>> Start Extracted data

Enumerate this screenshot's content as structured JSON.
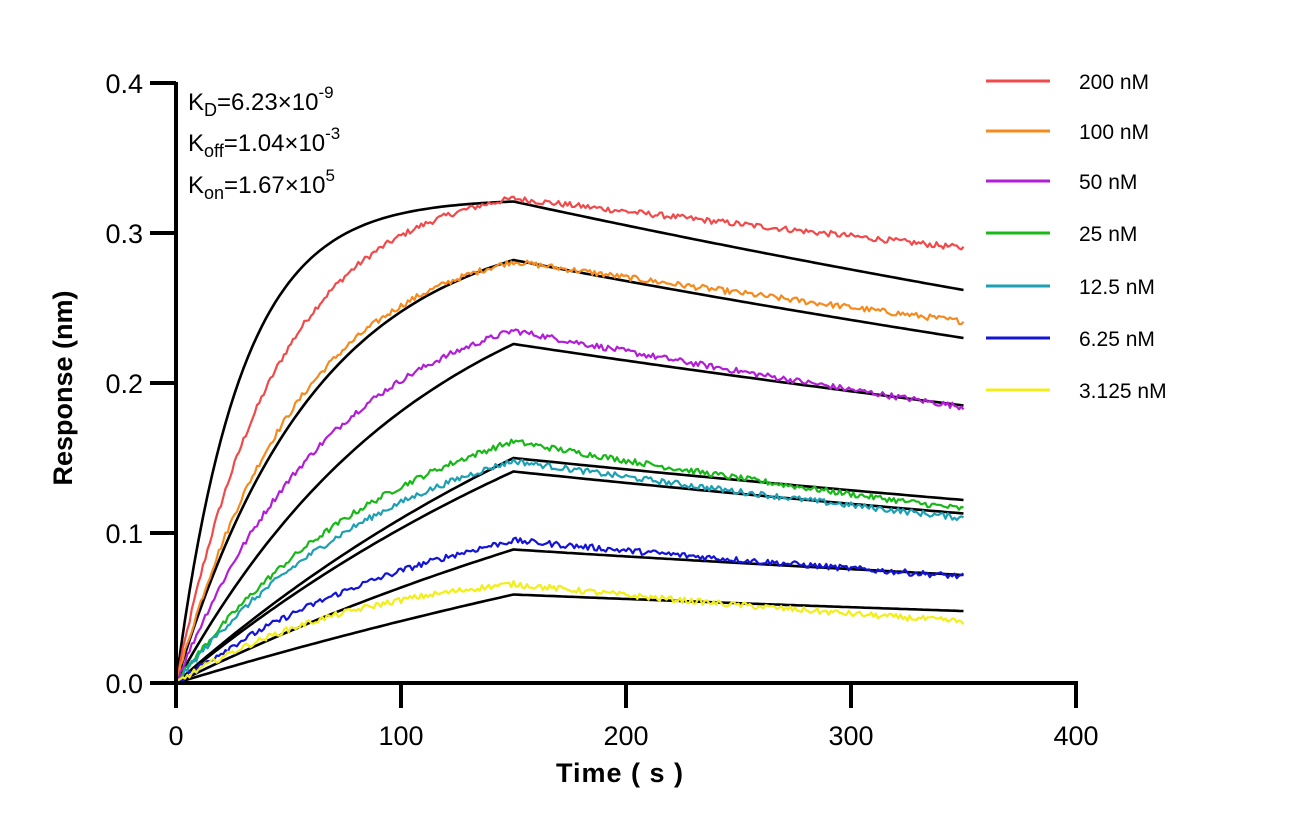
{
  "chart_data": {
    "type": "line",
    "title": "",
    "xlabel": "Time ( s )",
    "ylabel": "Response (nm)",
    "xlim": [
      0,
      400
    ],
    "ylim": [
      0,
      0.4
    ],
    "xticks": [
      "0",
      "100",
      "200",
      "300",
      "400"
    ],
    "yticks": [
      "0.0",
      "0.1",
      "0.2",
      "0.3",
      "0.4"
    ],
    "grid": false,
    "legend_position": "top-right",
    "annotations": [
      {
        "base": "K",
        "sub": "D",
        "value": "=6.23×10",
        "exp": "-9"
      },
      {
        "base": "K",
        "sub": "off",
        "value": "=1.04×10",
        "exp": "-3"
      },
      {
        "base": "K",
        "sub": "on",
        "value": "=1.67×10",
        "exp": "5"
      }
    ],
    "association_end": 150,
    "time_end": 350,
    "series": [
      {
        "name": "200 nM",
        "color": "#f04a4a",
        "peak": 0.323,
        "end": 0.29,
        "fit_peak": 0.321,
        "fit_end": 0.262,
        "fit_rate": 0.035,
        "data_rate": 0.022,
        "shape": 0.0
      },
      {
        "name": "100 nM",
        "color": "#f58a1f",
        "peak": 0.281,
        "end": 0.241,
        "fit_peak": 0.282,
        "fit_end": 0.23,
        "fit_rate": 0.016,
        "data_rate": 0.018,
        "shape": 0.0
      },
      {
        "name": "50 nM",
        "color": "#b21ed6",
        "peak": 0.235,
        "end": 0.184,
        "fit_peak": 0.226,
        "fit_end": 0.185,
        "fit_rate": 0.009,
        "data_rate": 0.014,
        "shape": 0.0
      },
      {
        "name": "25 nM",
        "color": "#18b818",
        "peak": 0.161,
        "end": 0.116,
        "fit_peak": 0.15,
        "fit_end": 0.122,
        "fit_rate": 0.004,
        "data_rate": 0.01,
        "shape": 0.0
      },
      {
        "name": "12.5 nM",
        "color": "#1ea0b4",
        "peak": 0.148,
        "end": 0.11,
        "fit_peak": 0.141,
        "fit_end": 0.113,
        "fit_rate": 0.004,
        "data_rate": 0.01,
        "shape": 0.0
      },
      {
        "name": "6.25 nM",
        "color": "#1414d6",
        "peak": 0.095,
        "end": 0.071,
        "fit_peak": 0.089,
        "fit_end": 0.072,
        "fit_rate": 0.003,
        "data_rate": 0.008,
        "shape": 0.0
      },
      {
        "name": "3.125 nM",
        "color": "#f2ee1a",
        "peak": 0.066,
        "end": 0.041,
        "fit_peak": 0.059,
        "fit_end": 0.048,
        "fit_rate": 0.002,
        "data_rate": 0.012,
        "shape": 0.0
      }
    ]
  }
}
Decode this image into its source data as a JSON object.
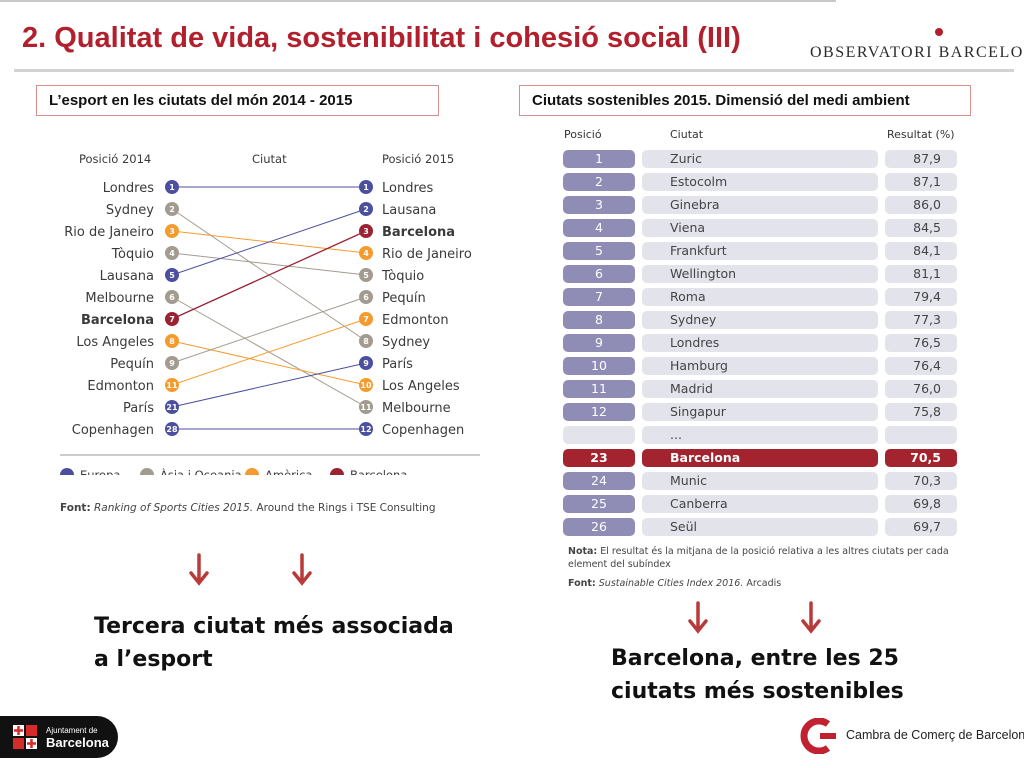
{
  "header": {
    "title": "2. Qualitat de vida, sostenibilitat i cohesió social (III)",
    "logo_text": "OBSERVATORI BARCELONA"
  },
  "left_panel": {
    "box_title": "L’esport en les ciutats del món 2014 - 2015",
    "col_2014": "Posició 2014",
    "col_city": "Ciutat",
    "col_2015": "Posició 2015",
    "colors": {
      "europa": "#4b4f9e",
      "asia": "#a39b8f",
      "america": "#f59b2e",
      "barcelona": "#9b2232"
    },
    "left_list": [
      {
        "rank": "1",
        "city": "Londres",
        "group": "europa"
      },
      {
        "rank": "2",
        "city": "Sydney",
        "group": "asia"
      },
      {
        "rank": "3",
        "city": "Rio de Janeiro",
        "group": "america"
      },
      {
        "rank": "4",
        "city": "Tòquio",
        "group": "asia"
      },
      {
        "rank": "5",
        "city": "Lausana",
        "group": "europa"
      },
      {
        "rank": "6",
        "city": "Melbourne",
        "group": "asia"
      },
      {
        "rank": "7",
        "city": "Barcelona",
        "group": "barcelona"
      },
      {
        "rank": "8",
        "city": "Los Angeles",
        "group": "america"
      },
      {
        "rank": "9",
        "city": "Pequín",
        "group": "asia"
      },
      {
        "rank": "11",
        "city": "Edmonton",
        "group": "america"
      },
      {
        "rank": "21",
        "city": "París",
        "group": "europa"
      },
      {
        "rank": "28",
        "city": "Copenhagen",
        "group": "europa"
      }
    ],
    "right_list": [
      {
        "rank": "1",
        "city": "Londres",
        "group": "europa"
      },
      {
        "rank": "2",
        "city": "Lausana",
        "group": "europa"
      },
      {
        "rank": "3",
        "city": "Barcelona",
        "group": "barcelona"
      },
      {
        "rank": "4",
        "city": "Rio de Janeiro",
        "group": "america"
      },
      {
        "rank": "5",
        "city": "Tòquio",
        "group": "asia"
      },
      {
        "rank": "6",
        "city": "Pequín",
        "group": "asia"
      },
      {
        "rank": "7",
        "city": "Edmonton",
        "group": "america"
      },
      {
        "rank": "8",
        "city": "Sydney",
        "group": "asia"
      },
      {
        "rank": "9",
        "city": "París",
        "group": "europa"
      },
      {
        "rank": "10",
        "city": "Los Angeles",
        "group": "america"
      },
      {
        "rank": "11",
        "city": "Melbourne",
        "group": "asia"
      },
      {
        "rank": "12",
        "city": "Copenhagen",
        "group": "europa"
      }
    ],
    "links": [
      [
        0,
        0
      ],
      [
        1,
        7
      ],
      [
        2,
        3
      ],
      [
        3,
        4
      ],
      [
        4,
        1
      ],
      [
        5,
        10
      ],
      [
        6,
        2
      ],
      [
        7,
        9
      ],
      [
        8,
        5
      ],
      [
        9,
        6
      ],
      [
        10,
        8
      ],
      [
        11,
        11
      ]
    ],
    "legend": [
      {
        "label": "Europa",
        "group": "europa"
      },
      {
        "label": "Àsia i Oceania",
        "group": "asia"
      },
      {
        "label": "Amèrica",
        "group": "america"
      },
      {
        "label": "Barcelona",
        "group": "barcelona"
      }
    ],
    "source_label": "Font:",
    "source_italic": "Ranking of Sports Cities 2015.",
    "source_rest": "Around the Rings i TSE Consulting",
    "caption_line1": "Tercera ciutat més associada",
    "caption_line2": "a l’esport"
  },
  "right_panel": {
    "box_title": "Ciutats sostenibles 2015. Dimensió del medi ambient",
    "col_pos": "Posició",
    "col_city": "Ciutat",
    "col_result": "Resultat (%)",
    "rows": [
      {
        "pos": "1",
        "city": "Zuric",
        "result": "87,9"
      },
      {
        "pos": "2",
        "city": "Estocolm",
        "result": "87,1"
      },
      {
        "pos": "3",
        "city": "Ginebra",
        "result": "86,0"
      },
      {
        "pos": "4",
        "city": "Viena",
        "result": "84,5"
      },
      {
        "pos": "5",
        "city": "Frankfurt",
        "result": "84,1"
      },
      {
        "pos": "6",
        "city": "Wellington",
        "result": "81,1"
      },
      {
        "pos": "7",
        "city": "Roma",
        "result": "79,4"
      },
      {
        "pos": "8",
        "city": "Sydney",
        "result": "77,3"
      },
      {
        "pos": "9",
        "city": "Londres",
        "result": "76,5"
      },
      {
        "pos": "10",
        "city": "Hamburg",
        "result": "76,4"
      },
      {
        "pos": "11",
        "city": "Madrid",
        "result": "76,0"
      },
      {
        "pos": "12",
        "city": "Singapur",
        "result": "75,8"
      },
      {
        "pos": "",
        "city": "...",
        "result": ""
      },
      {
        "pos": "23",
        "city": "Barcelona",
        "result": "70,5"
      },
      {
        "pos": "24",
        "city": "Munic",
        "result": "70,3"
      },
      {
        "pos": "25",
        "city": "Canberra",
        "result": "69,8"
      },
      {
        "pos": "26",
        "city": "Seül",
        "result": "69,7"
      }
    ],
    "note_label": "Nota:",
    "note_text": "El resultat és la mitjana de la posició relativa a les altres ciutats per cada element del subíndex",
    "source_label": "Font:",
    "source_italic": "Sustainable Cities Index 2016.",
    "source_rest": "Arcadis",
    "caption_line1": "Barcelona, entre les 25",
    "caption_line2": "ciutats més sostenibles"
  },
  "footer": {
    "ajuntament_line1": "Ajuntament de",
    "ajuntament_line2": "Barcelona",
    "cambra": "Cambra de Comerç de Barcelona"
  }
}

>> End Extracted data

> **Instruction**: Give only the count of lines in this material that contain the string "value".

> **Task result**: 3